(Data entries)
★ ★ ★ ★

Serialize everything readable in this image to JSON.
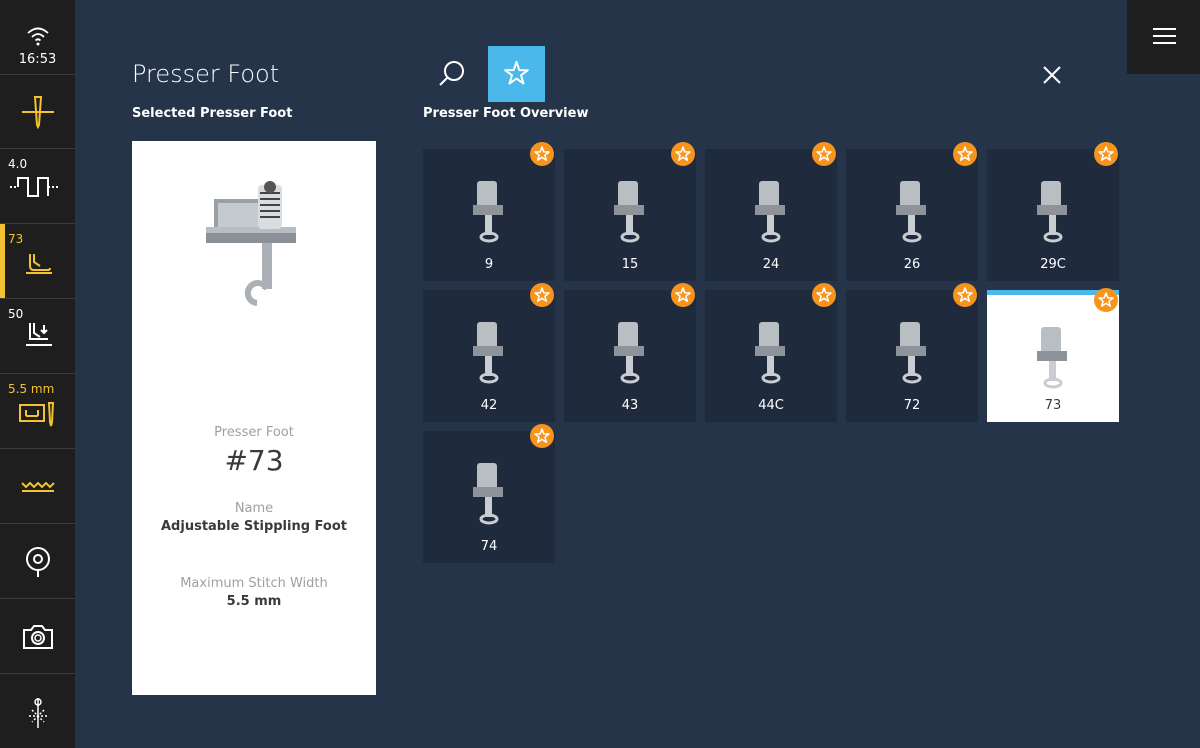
{
  "status": {
    "time": "16:53",
    "stitch_length": "4.0",
    "presser_foot": "73",
    "presser_pressure": "50",
    "stitch_width": "5.5 mm",
    "colors": {
      "accent": "#f2c230",
      "highlight": "#4ab8ea",
      "star": "#f7941d"
    }
  },
  "header": {
    "title": "Presser Foot",
    "selected_heading": "Selected Presser Foot",
    "overview_heading": "Presser Foot Overview"
  },
  "selected": {
    "foot_label": "Presser Foot",
    "foot_number": "#73",
    "name_label": "Name",
    "name": "Adjustable Stippling Foot",
    "width_label": "Maximum Stitch Width",
    "width": "5.5 mm"
  },
  "feet": [
    {
      "label": "9"
    },
    {
      "label": "15"
    },
    {
      "label": "24"
    },
    {
      "label": "26"
    },
    {
      "label": "29C"
    },
    {
      "label": "42"
    },
    {
      "label": "43"
    },
    {
      "label": "44C"
    },
    {
      "label": "72"
    },
    {
      "label": "73",
      "selected": true
    },
    {
      "label": "74"
    }
  ]
}
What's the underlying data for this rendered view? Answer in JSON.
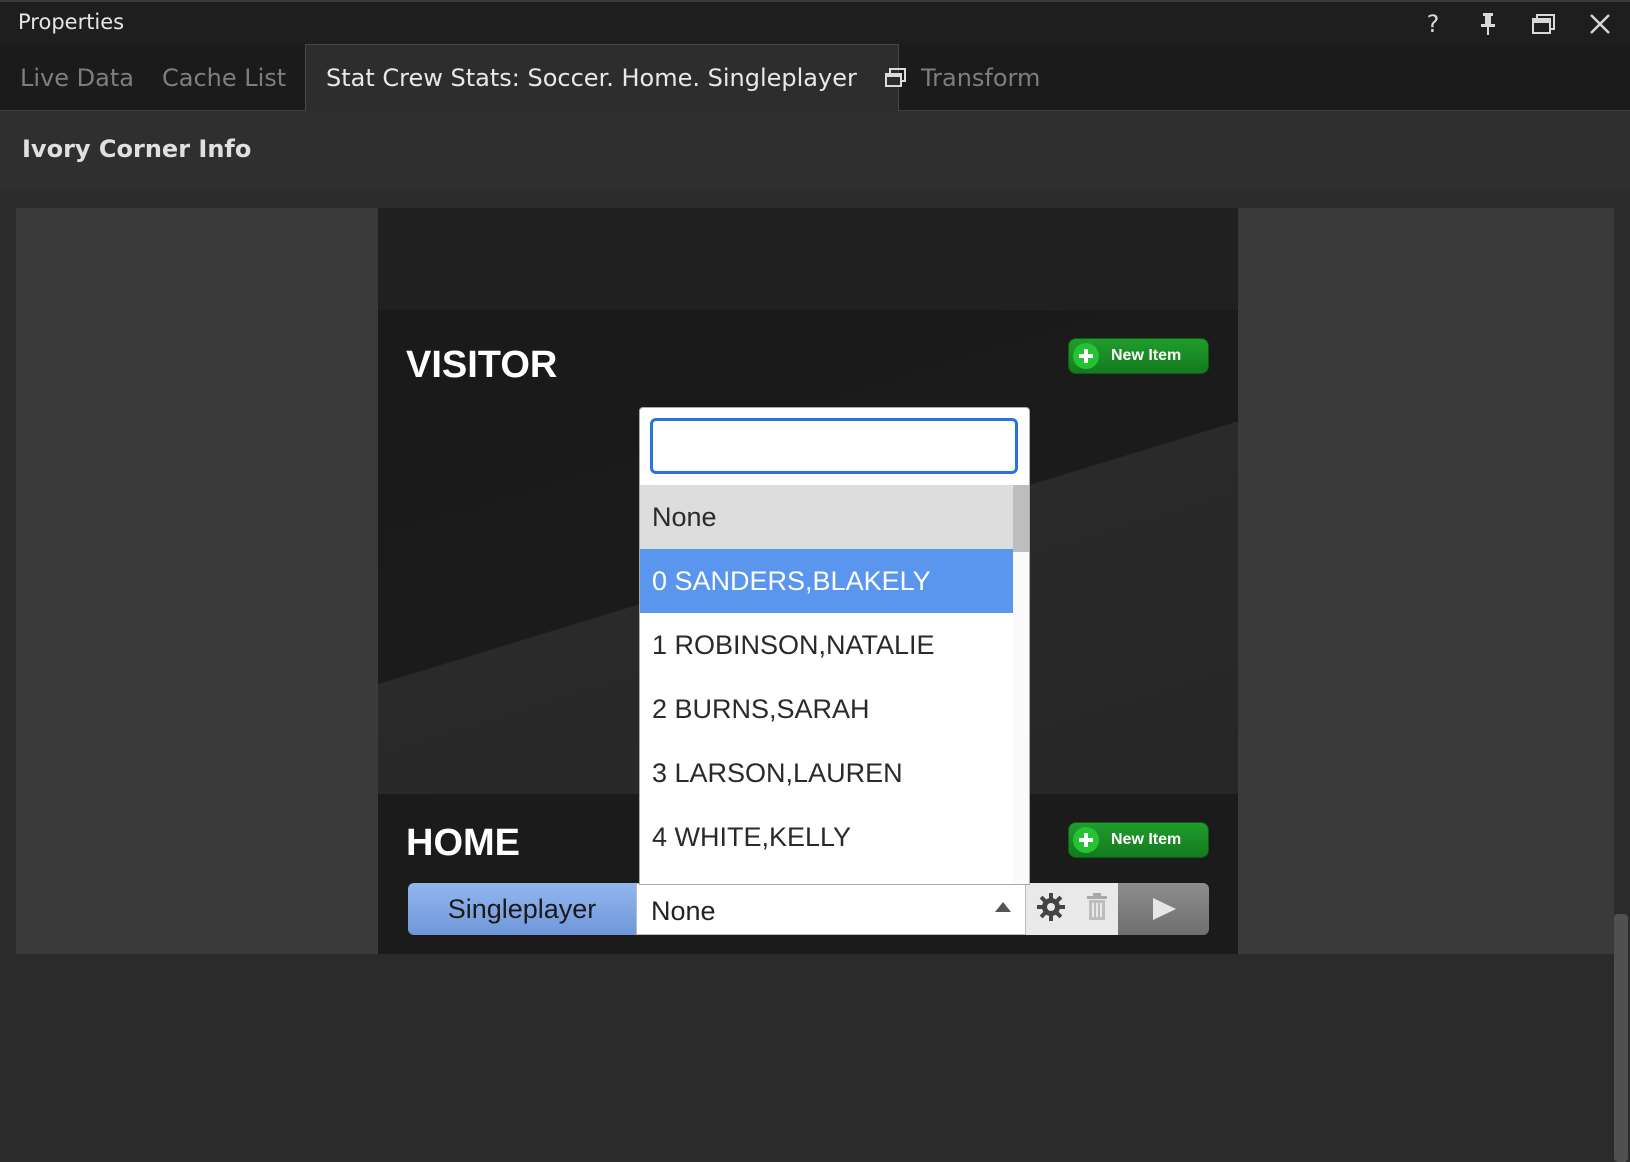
{
  "window": {
    "title": "Properties",
    "controls": [
      "help-icon",
      "pin-icon",
      "restore-icon",
      "close-icon"
    ],
    "help_label": "?"
  },
  "tabs": [
    {
      "label": "Live Data",
      "active": false
    },
    {
      "label": "Cache List",
      "active": false
    },
    {
      "label": "Stat Crew Stats: Soccer. Home. Singleplayer",
      "active": true
    },
    {
      "label": "Transform",
      "active": false
    }
  ],
  "section": {
    "title": "Ivory Corner Info"
  },
  "visitor": {
    "title": "VISITOR",
    "new_item_label": "New Item"
  },
  "home": {
    "title": "HOME",
    "new_item_label": "New Item",
    "mode_label": "Singleplayer",
    "selected_value": "None"
  },
  "dropdown": {
    "search_value": "",
    "options": [
      "None",
      "0 SANDERS,BLAKELY",
      "1 ROBINSON,NATALIE",
      "2 BURNS,SARAH",
      "3 LARSON,LAUREN",
      "4 WHITE,KELLY"
    ],
    "selected_index": 0,
    "highlighted_index": 1
  },
  "colors": {
    "accent_blue": "#5a95ee",
    "focus_blue": "#2a74d8",
    "new_item_green": "#1f9d2c"
  }
}
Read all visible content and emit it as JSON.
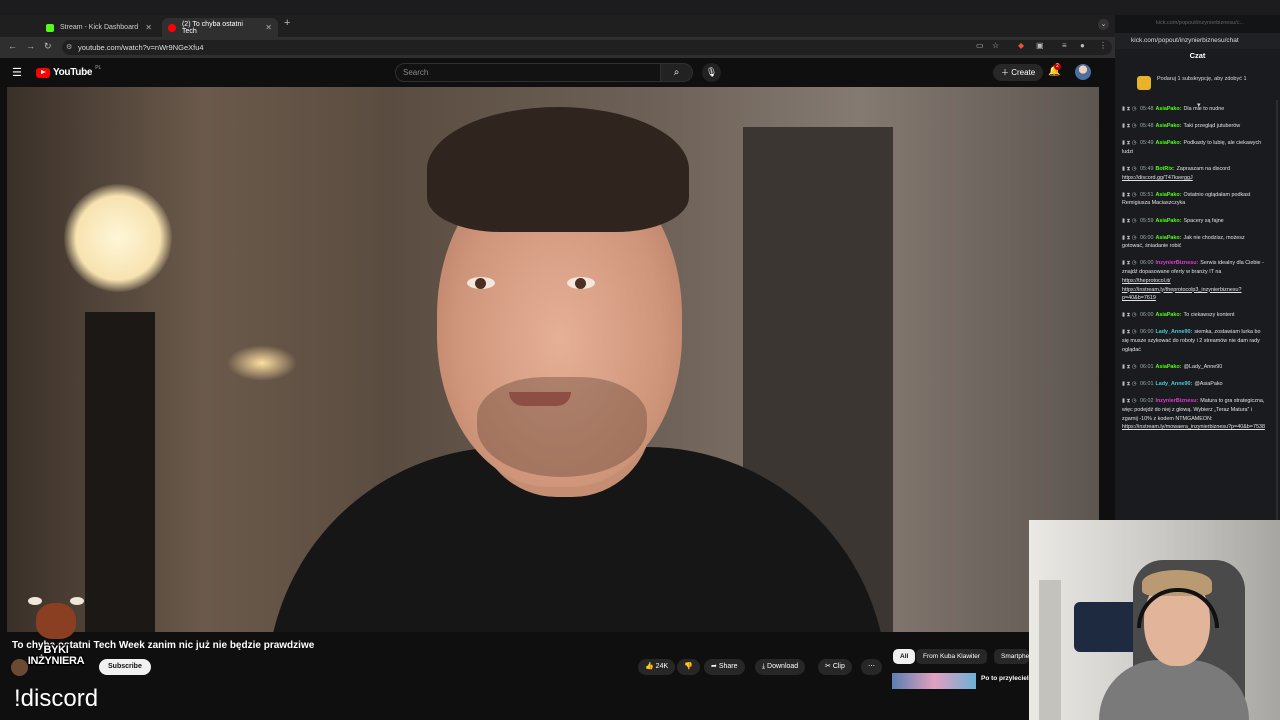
{
  "browser": {
    "tabs": [
      {
        "label": "Stream - Kick Dashboard",
        "active": false
      },
      {
        "label": "(2) To chyba ostatni Tech",
        "active": true
      }
    ],
    "url": "youtube.com/watch?v=nWr9NGeXfu4"
  },
  "youtube": {
    "logo_text": "YouTube",
    "region": "PL",
    "search_placeholder": "Search",
    "create_label": "Create",
    "notification_count": "2",
    "video_title": "To chyba ostatni Tech Week zanim nic już nie będzie prawdziwe",
    "subscribe_label": "Subscribe",
    "likes": "24K",
    "share_label": "Share",
    "download_label": "Download",
    "clip_label": "Clip",
    "chips": [
      "All",
      "From Kuba Klawiter",
      "Smartphe"
    ],
    "rec_title": "Po to przylecieli"
  },
  "overlay": {
    "logo_line1": "BYKI",
    "logo_line2": "INŻYNIERA",
    "command": "!discord"
  },
  "chat": {
    "dim_tab": "kick.com/popout/inzynierbiznesu/c...",
    "url": "kick.com/popout/inzynierbiznesu/chat",
    "title": "Czat",
    "promo": "Podaruj 1 subskrypcję, aby zdobyć 1",
    "messages": [
      {
        "time": "05:48",
        "user": "AsiaPako",
        "color": "#53fc18",
        "text": "Dla mie to nudne"
      },
      {
        "time": "05:48",
        "user": "AsiaPako",
        "color": "#53fc18",
        "text": "Taki przegląd jutuberów"
      },
      {
        "time": "05:49",
        "user": "AsiaPako",
        "color": "#53fc18",
        "text": "Podkasty to lubię, ale ciekawych ludzi"
      },
      {
        "time": "05:49",
        "user": "BotRix",
        "color": "#53fc18",
        "text": "Zapraszam na discord",
        "link": "https://discord.gg/T47kserggJ"
      },
      {
        "time": "05:51",
        "user": "AsiaPako",
        "color": "#53fc18",
        "text": "Ostatnio oglądałam podkast Remigiusza Maciaszczyka"
      },
      {
        "time": "05:59",
        "user": "AsiaPako",
        "color": "#53fc18",
        "text": "Spacery są fajne"
      },
      {
        "time": "06:00",
        "user": "AsiaPako",
        "color": "#53fc18",
        "text": "Jak nie chodzisz, możesz gotować, śniadanie robić"
      },
      {
        "time": "06:00",
        "user": "InzynierBiznesu",
        "color": "#e13bd3",
        "text": "Serwis idealny dla Ciebie - znajdź dopasowane oferty w branży IT na",
        "link": "https://theprotocol.it/ https://instream.ly/theprotocolp3_inzynierbiznesu?p=40&b=7619"
      },
      {
        "time": "06:00",
        "user": "AsiaPako",
        "color": "#53fc18",
        "text": "To ciekawszy kontent"
      },
      {
        "time": "06:00",
        "user": "Lady_Anne90",
        "color": "#4ec9d8",
        "text": "siemka, zostawiam lurka bo się musze szykować do roboty i 2 streamów nie dam rady oglądać"
      },
      {
        "time": "06:01",
        "user": "AsiaPako",
        "color": "#53fc18",
        "text": "@Lady_Anne90"
      },
      {
        "time": "06:01",
        "user": "Lady_Anne90",
        "color": "#4ec9d8",
        "text": "@AsiaPako"
      },
      {
        "time": "06:02",
        "user": "InzynierBiznesu",
        "color": "#e13bd3",
        "text": "Matura to gra strategiczna, więc podejdź do niej z głową. Wybierz „Teraz Matura” i zgarnij -10% z kodem NTMGAMEON:",
        "link": "https://instream.ly/mowaera_inzynierbiznesu?p=40&b=7538"
      }
    ]
  },
  "colors": {
    "yt_red": "#ff0000",
    "kick_green": "#53fc18",
    "chat_bg": "#191b1f"
  }
}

★ ★ ★ ★

Say, as a single number and nothing more, how many lines of the entries contain the word "this".

2